[Records contained in a dataset]
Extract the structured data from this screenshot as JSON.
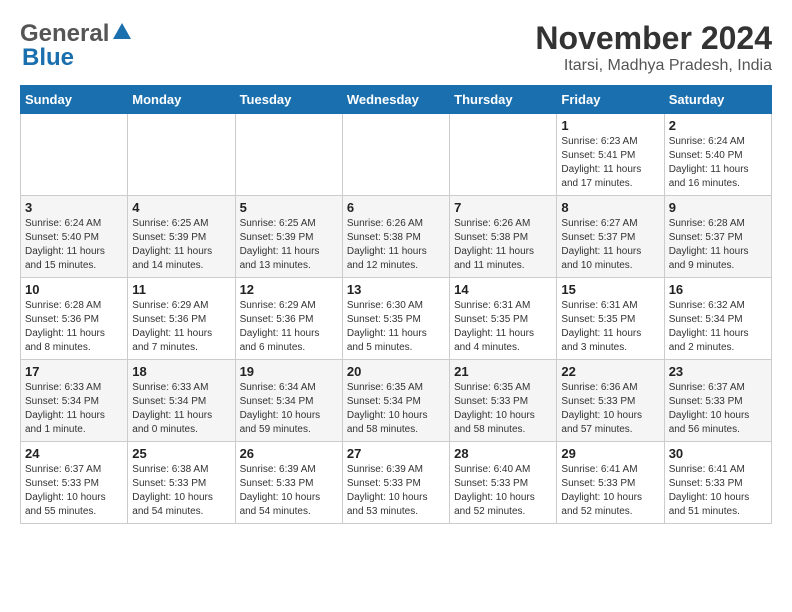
{
  "header": {
    "logo_general": "General",
    "logo_blue": "Blue",
    "month_title": "November 2024",
    "location": "Itarsi, Madhya Pradesh, India"
  },
  "weekdays": [
    "Sunday",
    "Monday",
    "Tuesday",
    "Wednesday",
    "Thursday",
    "Friday",
    "Saturday"
  ],
  "weeks": [
    [
      {
        "day": "",
        "details": ""
      },
      {
        "day": "",
        "details": ""
      },
      {
        "day": "",
        "details": ""
      },
      {
        "day": "",
        "details": ""
      },
      {
        "day": "",
        "details": ""
      },
      {
        "day": "1",
        "details": "Sunrise: 6:23 AM\nSunset: 5:41 PM\nDaylight: 11 hours\nand 17 minutes."
      },
      {
        "day": "2",
        "details": "Sunrise: 6:24 AM\nSunset: 5:40 PM\nDaylight: 11 hours\nand 16 minutes."
      }
    ],
    [
      {
        "day": "3",
        "details": "Sunrise: 6:24 AM\nSunset: 5:40 PM\nDaylight: 11 hours\nand 15 minutes."
      },
      {
        "day": "4",
        "details": "Sunrise: 6:25 AM\nSunset: 5:39 PM\nDaylight: 11 hours\nand 14 minutes."
      },
      {
        "day": "5",
        "details": "Sunrise: 6:25 AM\nSunset: 5:39 PM\nDaylight: 11 hours\nand 13 minutes."
      },
      {
        "day": "6",
        "details": "Sunrise: 6:26 AM\nSunset: 5:38 PM\nDaylight: 11 hours\nand 12 minutes."
      },
      {
        "day": "7",
        "details": "Sunrise: 6:26 AM\nSunset: 5:38 PM\nDaylight: 11 hours\nand 11 minutes."
      },
      {
        "day": "8",
        "details": "Sunrise: 6:27 AM\nSunset: 5:37 PM\nDaylight: 11 hours\nand 10 minutes."
      },
      {
        "day": "9",
        "details": "Sunrise: 6:28 AM\nSunset: 5:37 PM\nDaylight: 11 hours\nand 9 minutes."
      }
    ],
    [
      {
        "day": "10",
        "details": "Sunrise: 6:28 AM\nSunset: 5:36 PM\nDaylight: 11 hours\nand 8 minutes."
      },
      {
        "day": "11",
        "details": "Sunrise: 6:29 AM\nSunset: 5:36 PM\nDaylight: 11 hours\nand 7 minutes."
      },
      {
        "day": "12",
        "details": "Sunrise: 6:29 AM\nSunset: 5:36 PM\nDaylight: 11 hours\nand 6 minutes."
      },
      {
        "day": "13",
        "details": "Sunrise: 6:30 AM\nSunset: 5:35 PM\nDaylight: 11 hours\nand 5 minutes."
      },
      {
        "day": "14",
        "details": "Sunrise: 6:31 AM\nSunset: 5:35 PM\nDaylight: 11 hours\nand 4 minutes."
      },
      {
        "day": "15",
        "details": "Sunrise: 6:31 AM\nSunset: 5:35 PM\nDaylight: 11 hours\nand 3 minutes."
      },
      {
        "day": "16",
        "details": "Sunrise: 6:32 AM\nSunset: 5:34 PM\nDaylight: 11 hours\nand 2 minutes."
      }
    ],
    [
      {
        "day": "17",
        "details": "Sunrise: 6:33 AM\nSunset: 5:34 PM\nDaylight: 11 hours\nand 1 minute."
      },
      {
        "day": "18",
        "details": "Sunrise: 6:33 AM\nSunset: 5:34 PM\nDaylight: 11 hours\nand 0 minutes."
      },
      {
        "day": "19",
        "details": "Sunrise: 6:34 AM\nSunset: 5:34 PM\nDaylight: 10 hours\nand 59 minutes."
      },
      {
        "day": "20",
        "details": "Sunrise: 6:35 AM\nSunset: 5:34 PM\nDaylight: 10 hours\nand 58 minutes."
      },
      {
        "day": "21",
        "details": "Sunrise: 6:35 AM\nSunset: 5:33 PM\nDaylight: 10 hours\nand 58 minutes."
      },
      {
        "day": "22",
        "details": "Sunrise: 6:36 AM\nSunset: 5:33 PM\nDaylight: 10 hours\nand 57 minutes."
      },
      {
        "day": "23",
        "details": "Sunrise: 6:37 AM\nSunset: 5:33 PM\nDaylight: 10 hours\nand 56 minutes."
      }
    ],
    [
      {
        "day": "24",
        "details": "Sunrise: 6:37 AM\nSunset: 5:33 PM\nDaylight: 10 hours\nand 55 minutes."
      },
      {
        "day": "25",
        "details": "Sunrise: 6:38 AM\nSunset: 5:33 PM\nDaylight: 10 hours\nand 54 minutes."
      },
      {
        "day": "26",
        "details": "Sunrise: 6:39 AM\nSunset: 5:33 PM\nDaylight: 10 hours\nand 54 minutes."
      },
      {
        "day": "27",
        "details": "Sunrise: 6:39 AM\nSunset: 5:33 PM\nDaylight: 10 hours\nand 53 minutes."
      },
      {
        "day": "28",
        "details": "Sunrise: 6:40 AM\nSunset: 5:33 PM\nDaylight: 10 hours\nand 52 minutes."
      },
      {
        "day": "29",
        "details": "Sunrise: 6:41 AM\nSunset: 5:33 PM\nDaylight: 10 hours\nand 52 minutes."
      },
      {
        "day": "30",
        "details": "Sunrise: 6:41 AM\nSunset: 5:33 PM\nDaylight: 10 hours\nand 51 minutes."
      }
    ]
  ]
}
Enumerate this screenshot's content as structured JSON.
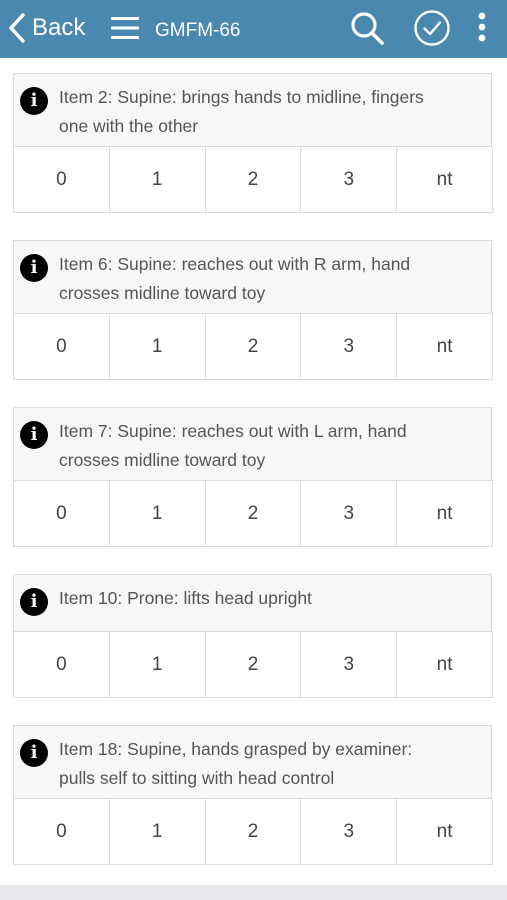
{
  "navbar": {
    "back_label": "Back",
    "title": "GMFM-66",
    "back_icon": "chevron-left-icon",
    "menu_icon": "hamburger-menu-icon",
    "search_icon": "search-icon",
    "check_icon": "check-circle-icon",
    "more_icon": "vertical-ellipsis-icon",
    "bar_color": "#4a88b0"
  },
  "score_options": [
    "0",
    "1",
    "2",
    "3",
    "nt"
  ],
  "items": [
    {
      "lines": [
        "Item 2: Supine: brings hands to midline, fingers",
        "one with the other"
      ],
      "scores": [
        "0",
        "1",
        "2",
        "3",
        "nt"
      ]
    },
    {
      "lines": [
        "Item 6: Supine: reaches out with R arm, hand",
        "crosses midline toward toy"
      ],
      "scores": [
        "0",
        "1",
        "2",
        "3",
        "nt"
      ]
    },
    {
      "lines": [
        "Item 7: Supine: reaches out with L arm, hand",
        "crosses midline toward toy"
      ],
      "scores": [
        "0",
        "1",
        "2",
        "3",
        "nt"
      ]
    },
    {
      "lines": [
        "Item 10: Prone: lifts head upright"
      ],
      "scores": [
        "0",
        "1",
        "2",
        "3",
        "nt"
      ]
    },
    {
      "lines": [
        "Item 18: Supine, hands grasped by examiner:",
        "pulls self to sitting with head control"
      ],
      "scores": [
        "0",
        "1",
        "2",
        "3",
        "nt"
      ]
    }
  ]
}
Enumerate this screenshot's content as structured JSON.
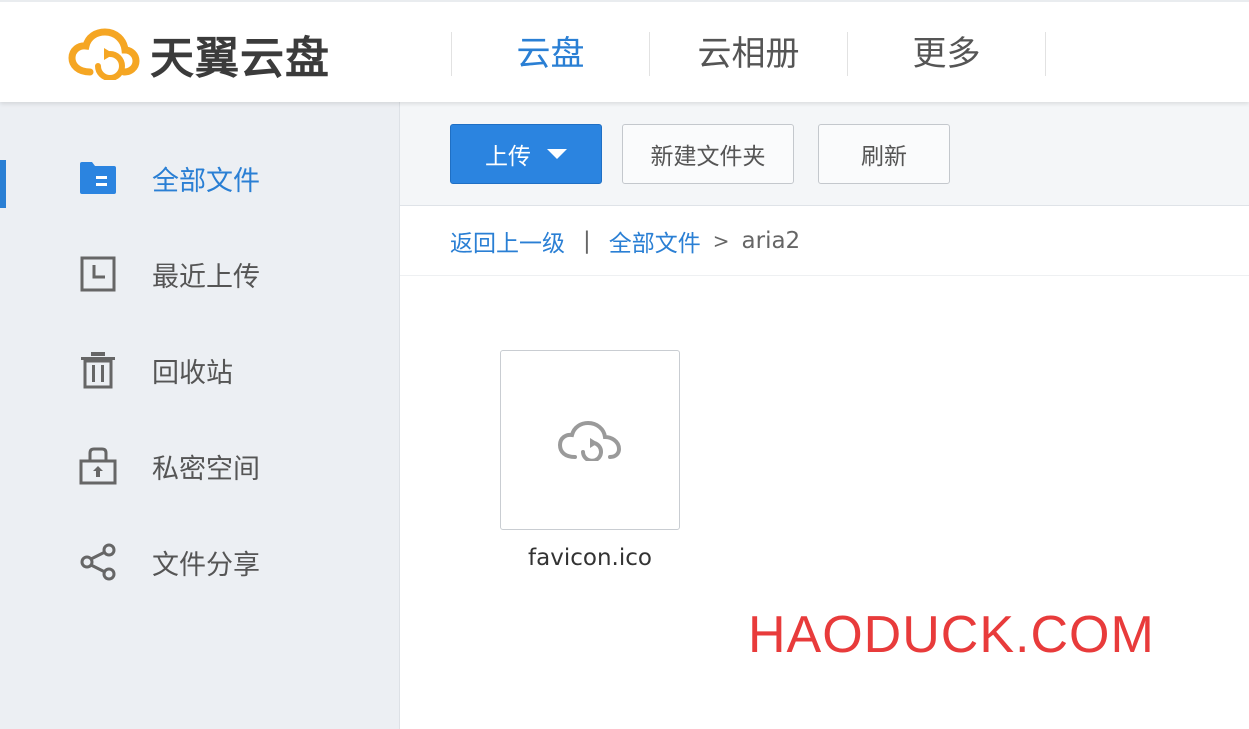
{
  "brand": {
    "logo_text": "天翼云盘",
    "accent_color": "#2a7fd4",
    "logo_color": "#f5a623"
  },
  "nav": {
    "items": [
      {
        "label": "云盘",
        "active": true
      },
      {
        "label": "云相册",
        "active": false
      },
      {
        "label": "更多",
        "active": false
      }
    ]
  },
  "sidebar": {
    "items": [
      {
        "label": "全部文件",
        "icon": "folder-icon",
        "active": true
      },
      {
        "label": "最近上传",
        "icon": "clock-icon",
        "active": false
      },
      {
        "label": "回收站",
        "icon": "trash-icon",
        "active": false
      },
      {
        "label": "私密空间",
        "icon": "lock-icon",
        "active": false
      },
      {
        "label": "文件分享",
        "icon": "share-icon",
        "active": false
      }
    ]
  },
  "toolbar": {
    "upload_label": "上传",
    "new_folder_label": "新建文件夹",
    "refresh_label": "刷新"
  },
  "breadcrumb": {
    "back_label": "返回上一级",
    "separator": "|",
    "root_label": "全部文件",
    "arrow": ">",
    "current": "aria2"
  },
  "files": [
    {
      "name": "favicon.ico",
      "icon": "cloud-file-icon"
    }
  ],
  "watermark": "HAODUCK.COM"
}
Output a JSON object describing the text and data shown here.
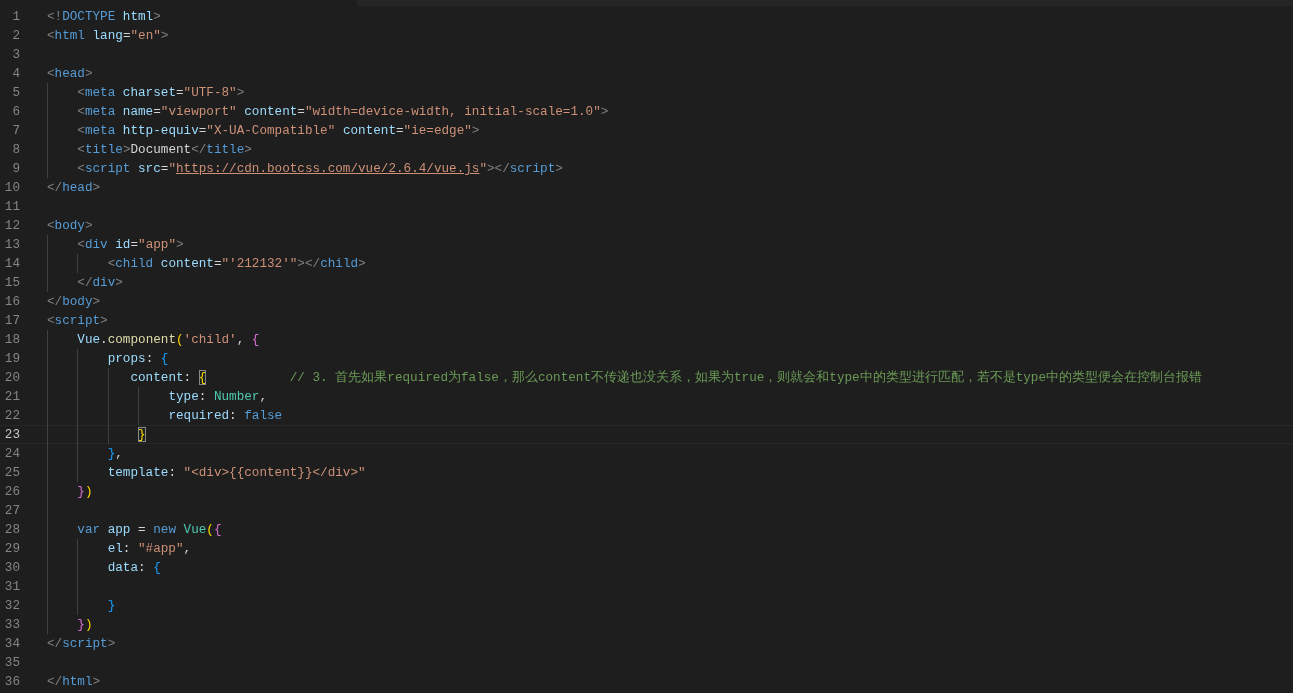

Problem details:
Reply with the number of lines in the data that include the string "hands" and nothing else.

Written solution:
2